The data below needs to be returned exactly, line for line.

[Dataset items]
☆ ☆ ☆

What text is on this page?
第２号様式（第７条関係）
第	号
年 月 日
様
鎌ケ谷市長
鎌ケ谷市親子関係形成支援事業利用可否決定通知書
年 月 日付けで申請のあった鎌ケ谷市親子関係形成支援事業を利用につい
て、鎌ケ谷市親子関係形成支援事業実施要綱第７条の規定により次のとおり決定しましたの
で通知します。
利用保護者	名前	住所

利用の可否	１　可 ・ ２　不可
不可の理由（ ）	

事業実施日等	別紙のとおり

☆ ☆ ☆

RESPONSE TO THIS EXERCISE:
What text is on this page?
第２号様式（第７条関係）
第	号
年 月 日
様
鎌ケ谷市長
鎌ケ谷市親子関係形成支援事業利用可否決定通知書
年 月 日付けで申請のあった鎌ケ谷市親子関係形成支援事業を利用につい
て、鎌ケ谷市親子関係形成支援事業実施要綱第７条の規定により次のとおり決定しましたの
で通知します。
利用保護者	名前	住所

利用の可否	１　可 ・ ２　不可
不可の理由（ ）	

事業実施日等	別紙のとおり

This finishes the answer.